WRITTEN EXERCISE |
Print all the records exactly, please.

MATERIAL PROVIDED |

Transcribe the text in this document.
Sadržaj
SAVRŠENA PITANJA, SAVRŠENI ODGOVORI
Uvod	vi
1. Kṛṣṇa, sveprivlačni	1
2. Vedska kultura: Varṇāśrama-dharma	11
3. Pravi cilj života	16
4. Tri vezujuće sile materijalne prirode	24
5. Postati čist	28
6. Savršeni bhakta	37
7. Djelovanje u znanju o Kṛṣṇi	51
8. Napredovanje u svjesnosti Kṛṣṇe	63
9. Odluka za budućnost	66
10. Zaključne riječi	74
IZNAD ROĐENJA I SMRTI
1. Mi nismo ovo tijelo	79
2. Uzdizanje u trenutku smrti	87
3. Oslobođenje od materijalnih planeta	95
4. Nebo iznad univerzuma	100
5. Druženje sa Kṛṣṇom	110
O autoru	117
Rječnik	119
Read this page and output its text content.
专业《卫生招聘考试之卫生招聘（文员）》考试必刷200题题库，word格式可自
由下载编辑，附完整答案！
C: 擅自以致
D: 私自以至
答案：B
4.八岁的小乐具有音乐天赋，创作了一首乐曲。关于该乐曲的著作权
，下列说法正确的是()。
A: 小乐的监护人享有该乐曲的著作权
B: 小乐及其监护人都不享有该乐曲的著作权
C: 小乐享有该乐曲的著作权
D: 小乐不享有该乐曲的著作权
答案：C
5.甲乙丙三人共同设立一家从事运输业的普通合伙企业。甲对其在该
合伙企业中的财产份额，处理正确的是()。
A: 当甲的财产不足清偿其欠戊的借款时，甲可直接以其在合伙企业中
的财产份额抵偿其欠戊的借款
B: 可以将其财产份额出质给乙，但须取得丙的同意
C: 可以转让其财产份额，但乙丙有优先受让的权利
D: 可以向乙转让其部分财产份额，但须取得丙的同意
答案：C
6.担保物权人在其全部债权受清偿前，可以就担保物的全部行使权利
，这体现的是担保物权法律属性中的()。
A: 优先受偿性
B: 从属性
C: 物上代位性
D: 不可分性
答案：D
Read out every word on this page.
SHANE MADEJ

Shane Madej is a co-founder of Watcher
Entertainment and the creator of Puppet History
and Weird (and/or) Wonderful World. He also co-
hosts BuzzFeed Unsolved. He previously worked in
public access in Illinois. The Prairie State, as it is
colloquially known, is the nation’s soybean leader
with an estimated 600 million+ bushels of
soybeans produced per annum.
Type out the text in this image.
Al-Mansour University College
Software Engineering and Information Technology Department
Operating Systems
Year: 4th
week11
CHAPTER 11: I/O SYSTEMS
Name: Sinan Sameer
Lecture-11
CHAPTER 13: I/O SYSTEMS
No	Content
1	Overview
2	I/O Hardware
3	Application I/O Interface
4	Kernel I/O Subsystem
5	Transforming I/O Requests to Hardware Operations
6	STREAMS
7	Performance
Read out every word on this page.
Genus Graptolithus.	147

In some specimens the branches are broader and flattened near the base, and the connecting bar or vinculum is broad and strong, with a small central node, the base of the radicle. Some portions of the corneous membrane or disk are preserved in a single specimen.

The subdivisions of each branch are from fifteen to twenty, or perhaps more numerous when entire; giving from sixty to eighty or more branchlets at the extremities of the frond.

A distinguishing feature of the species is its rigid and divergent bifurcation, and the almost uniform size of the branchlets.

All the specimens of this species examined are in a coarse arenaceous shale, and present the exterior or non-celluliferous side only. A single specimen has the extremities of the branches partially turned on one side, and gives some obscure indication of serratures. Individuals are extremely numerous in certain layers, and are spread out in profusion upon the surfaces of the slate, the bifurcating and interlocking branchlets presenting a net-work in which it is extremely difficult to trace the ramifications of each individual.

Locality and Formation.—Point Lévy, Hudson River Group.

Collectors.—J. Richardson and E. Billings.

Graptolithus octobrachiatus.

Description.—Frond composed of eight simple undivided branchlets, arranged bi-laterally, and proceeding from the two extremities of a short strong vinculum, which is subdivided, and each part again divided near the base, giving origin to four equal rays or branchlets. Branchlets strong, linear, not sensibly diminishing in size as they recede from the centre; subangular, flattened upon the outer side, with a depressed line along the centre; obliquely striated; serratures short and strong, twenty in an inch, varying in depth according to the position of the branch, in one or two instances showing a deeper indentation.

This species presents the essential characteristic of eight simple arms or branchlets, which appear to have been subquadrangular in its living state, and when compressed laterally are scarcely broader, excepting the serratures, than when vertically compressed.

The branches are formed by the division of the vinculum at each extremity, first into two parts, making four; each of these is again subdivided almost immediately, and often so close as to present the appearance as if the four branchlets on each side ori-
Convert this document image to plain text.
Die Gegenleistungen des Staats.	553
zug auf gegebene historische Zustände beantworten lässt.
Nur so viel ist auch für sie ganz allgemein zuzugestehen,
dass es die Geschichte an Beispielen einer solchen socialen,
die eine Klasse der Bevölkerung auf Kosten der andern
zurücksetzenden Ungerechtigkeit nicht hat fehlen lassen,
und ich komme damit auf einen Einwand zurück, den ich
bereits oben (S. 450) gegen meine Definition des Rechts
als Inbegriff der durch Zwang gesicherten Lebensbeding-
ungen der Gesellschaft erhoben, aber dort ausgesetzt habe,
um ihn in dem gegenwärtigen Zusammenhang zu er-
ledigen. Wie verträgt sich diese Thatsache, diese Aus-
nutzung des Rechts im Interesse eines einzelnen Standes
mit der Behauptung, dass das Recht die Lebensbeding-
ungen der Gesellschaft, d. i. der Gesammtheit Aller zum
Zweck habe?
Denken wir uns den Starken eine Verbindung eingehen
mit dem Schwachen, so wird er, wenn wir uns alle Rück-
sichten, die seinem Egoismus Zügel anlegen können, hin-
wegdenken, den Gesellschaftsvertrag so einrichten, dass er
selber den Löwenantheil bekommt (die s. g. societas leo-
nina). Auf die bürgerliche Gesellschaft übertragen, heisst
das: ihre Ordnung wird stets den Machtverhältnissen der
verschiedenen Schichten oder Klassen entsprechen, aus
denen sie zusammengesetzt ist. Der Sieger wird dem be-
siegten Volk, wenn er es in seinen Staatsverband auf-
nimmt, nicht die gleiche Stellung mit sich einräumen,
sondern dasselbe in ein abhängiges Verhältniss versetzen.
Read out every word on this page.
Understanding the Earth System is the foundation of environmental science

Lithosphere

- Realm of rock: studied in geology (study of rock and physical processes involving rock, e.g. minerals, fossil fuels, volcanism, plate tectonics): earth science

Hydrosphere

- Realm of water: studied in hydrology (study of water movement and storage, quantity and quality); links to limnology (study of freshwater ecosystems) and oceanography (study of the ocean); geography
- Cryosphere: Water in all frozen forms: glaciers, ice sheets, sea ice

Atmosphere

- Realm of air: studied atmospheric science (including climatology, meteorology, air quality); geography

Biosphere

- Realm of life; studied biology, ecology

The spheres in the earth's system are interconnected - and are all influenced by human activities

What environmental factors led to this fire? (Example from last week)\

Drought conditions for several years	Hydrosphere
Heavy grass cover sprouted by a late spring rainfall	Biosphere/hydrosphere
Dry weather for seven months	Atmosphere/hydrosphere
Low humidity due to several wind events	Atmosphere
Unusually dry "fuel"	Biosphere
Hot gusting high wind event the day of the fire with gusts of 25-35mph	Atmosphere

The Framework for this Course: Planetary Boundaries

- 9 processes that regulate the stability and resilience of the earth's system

SOLUTION TO THIS EXERCISE |
Transcribe the text in this document.
Sadržaj
SAVRŠENA PITANJA, SAVRŠENI ODGOVORI
Uvod	vi
1. Kṛṣṇa, sveprivlačni	1
2. Vedska kultura: Varṇāśrama-dharma	11
3. Pravi cilj života	16
4. Tri vezujuće sile materijalne prirode	24
5. Postati čist	28
6. Savršeni bhakta	37
7. Djelovanje u znanju o Kṛṣṇi	51
8. Napredovanje u svjesnosti Kṛṣṇe	63
9. Odluka za budućnost	66
10. Zaključne riječi	74
IZNAD ROĐENJA I SMRTI
1. Mi nismo ovo tijelo	79
2. Uzdizanje u trenutku smrti	87
3. Oslobođenje od materijalnih planeta	95
4. Nebo iznad univerzuma	100
5. Druženje sa Kṛṣṇom	110
O autoru	117
Rječnik	119
Read this page and output its text content.
专业《卫生招聘考试之卫生招聘（文员）》考试必刷200题题库，word格式可自
由下载编辑，附完整答案！
C: 擅自以致
D: 私自以至
答案：B
4.八岁的小乐具有音乐天赋，创作了一首乐曲。关于该乐曲的著作权
，下列说法正确的是()。
A: 小乐的监护人享有该乐曲的著作权
B: 小乐及其监护人都不享有该乐曲的著作权
C: 小乐享有该乐曲的著作权
D: 小乐不享有该乐曲的著作权
答案：C
5.甲乙丙三人共同设立一家从事运输业的普通合伙企业。甲对其在该
合伙企业中的财产份额，处理正确的是()。
A: 当甲的财产不足清偿其欠戊的借款时，甲可直接以其在合伙企业中
的财产份额抵偿其欠戊的借款
B: 可以将其财产份额出质给乙，但须取得丙的同意
C: 可以转让其财产份额，但乙丙有优先受让的权利
D: 可以向乙转让其部分财产份额，但须取得丙的同意
答案：C
6.担保物权人在其全部债权受清偿前，可以就担保物的全部行使权利
，这体现的是担保物权法律属性中的()。
A: 优先受偿性
B: 从属性
C: 物上代位性
D: 不可分性
答案：D
Read out every word on this page.
SHANE MADEJ

Shane Madej is a co-founder of Watcher
Entertainment and the creator of Puppet History
and Weird (and/or) Wonderful World. He also co-
hosts BuzzFeed Unsolved. He previously worked in
public access in Illinois. The Prairie State, as it is
colloquially known, is the nation’s soybean leader
with an estimated 600 million+ bushels of
soybeans produced per annum.
Type out the text in this image.
Al-Mansour University College
Software Engineering and Information Technology Department
Operating Systems
Year: 4th
week11
CHAPTER 11: I/O SYSTEMS
Name: Sinan Sameer
Lecture-11
CHAPTER 13: I/O SYSTEMS
No	Content
1	Overview
2	I/O Hardware
3	Application I/O Interface
4	Kernel I/O Subsystem
5	Transforming I/O Requests to Hardware Operations
6	STREAMS
7	Performance
Read out every word on this page.
Genus Graptolithus.	147

In some specimens the branches are broader and flattened near the base, and the connecting bar or vinculum is broad and strong, with a small central node, the base of the radicle. Some portions of the corneous membrane or disk are preserved in a single specimen.

The subdivisions of each branch are from fifteen to twenty, or perhaps more numerous when entire; giving from sixty to eighty or more branchlets at the extremities of the frond.

A distinguishing feature of the species is its rigid and divergent bifurcation, and the almost uniform size of the branchlets.

All the specimens of this species examined are in a coarse arenaceous shale, and present the exterior or non-celluliferous side only. A single specimen has the extremities of the branches partially turned on one side, and gives some obscure indication of serratures. Individuals are extremely numerous in certain layers, and are spread out in profusion upon the surfaces of the slate, the bifurcating and interlocking branchlets presenting a net-work in which it is extremely difficult to trace the ramifications of each individual.

Locality and Formation.—Point Lévy, Hudson River Group.

Collectors.—J. Richardson and E. Billings.

Graptolithus octobrachiatus.

Description.—Frond composed of eight simple undivided branchlets, arranged bi-laterally, and proceeding from the two extremities of a short strong vinculum, which is subdivided, and each part again divided near the base, giving origin to four equal rays or branchlets. Branchlets strong, linear, not sensibly diminishing in size as they recede from the centre; subangular, flattened upon the outer side, with a depressed line along the centre; obliquely striated; serratures short and strong, twenty in an inch, varying in depth according to the position of the branch, in one or two instances showing a deeper indentation.

This species presents the essential characteristic of eight simple arms or branchlets, which appear to have been subquadrangular in its living state, and when compressed laterally are scarcely broader, excepting the serratures, than when vertically compressed.

The branches are formed by the division of the vinculum at each extremity, first into two parts, making four; each of these is again subdivided almost immediately, and often so close as to present the appearance as if the four branchlets on each side ori-
Convert this document image to plain text.
Die Gegenleistungen des Staats.	553
zug auf gegebene historische Zustände beantworten lässt.
Nur so viel ist auch für sie ganz allgemein zuzugestehen,
dass es die Geschichte an Beispielen einer solchen socialen,
die eine Klasse der Bevölkerung auf Kosten der andern
zurücksetzenden Ungerechtigkeit nicht hat fehlen lassen,
und ich komme damit auf einen Einwand zurück, den ich
bereits oben (S. 450) gegen meine Definition des Rechts
als Inbegriff der durch Zwang gesicherten Lebensbeding-
ungen der Gesellschaft erhoben, aber dort ausgesetzt habe,
um ihn in dem gegenwärtigen Zusammenhang zu er-
ledigen. Wie verträgt sich diese Thatsache, diese Aus-
nutzung des Rechts im Interesse eines einzelnen Standes
mit der Behauptung, dass das Recht die Lebensbeding-
ungen der Gesellschaft, d. i. der Gesammtheit Aller zum
Zweck habe?
Denken wir uns den Starken eine Verbindung eingehen
mit dem Schwachen, so wird er, wenn wir uns alle Rück-
sichten, die seinem Egoismus Zügel anlegen können, hin-
wegdenken, den Gesellschaftsvertrag so einrichten, dass er
selber den Löwenantheil bekommt (die s. g. societas leo-
nina). Auf die bürgerliche Gesellschaft übertragen, heisst
das: ihre Ordnung wird stets den Machtverhältnissen der
verschiedenen Schichten oder Klassen entsprechen, aus
denen sie zusammengesetzt ist. Der Sieger wird dem be-
siegten Volk, wenn er es in seinen Staatsverband auf-
nimmt, nicht die gleiche Stellung mit sich einräumen,
sondern dasselbe in ein abhängiges Verhältniss versetzen.
Read out every word on this page.
Understanding the Earth System is the foundation of environmental science

Lithosphere

- Realm of rock: studied in geology (study of rock and physical processes involving rock, e.g. minerals, fossil fuels, volcanism, plate tectonics): earth science

Hydrosphere

- Realm of water: studied in hydrology (study of water movement and storage, quantity and quality); links to limnology (study of freshwater ecosystems) and oceanography (study of the ocean); geography
- Cryosphere: Water in all frozen forms: glaciers, ice sheets, sea ice

Atmosphere

- Realm of air: studied atmospheric science (including climatology, meteorology, air quality); geography

Biosphere

- Realm of life; studied biology, ecology

The spheres in the earth's system are interconnected - and are all influenced by human activities

What environmental factors led to this fire? (Example from last week)\

Drought conditions for several years	Hydrosphere
Heavy grass cover sprouted by a late spring rainfall	Biosphere/hydrosphere
Dry weather for seven months	Atmosphere/hydrosphere
Low humidity due to several wind events	Atmosphere
Unusually dry "fuel"	Biosphere
Hot gusting high wind event the day of the fire with gusts of 25-35mph	Atmosphere

The Framework for this Course: Planetary Boundaries

- 9 processes that regulate the stability and resilience of the earth's system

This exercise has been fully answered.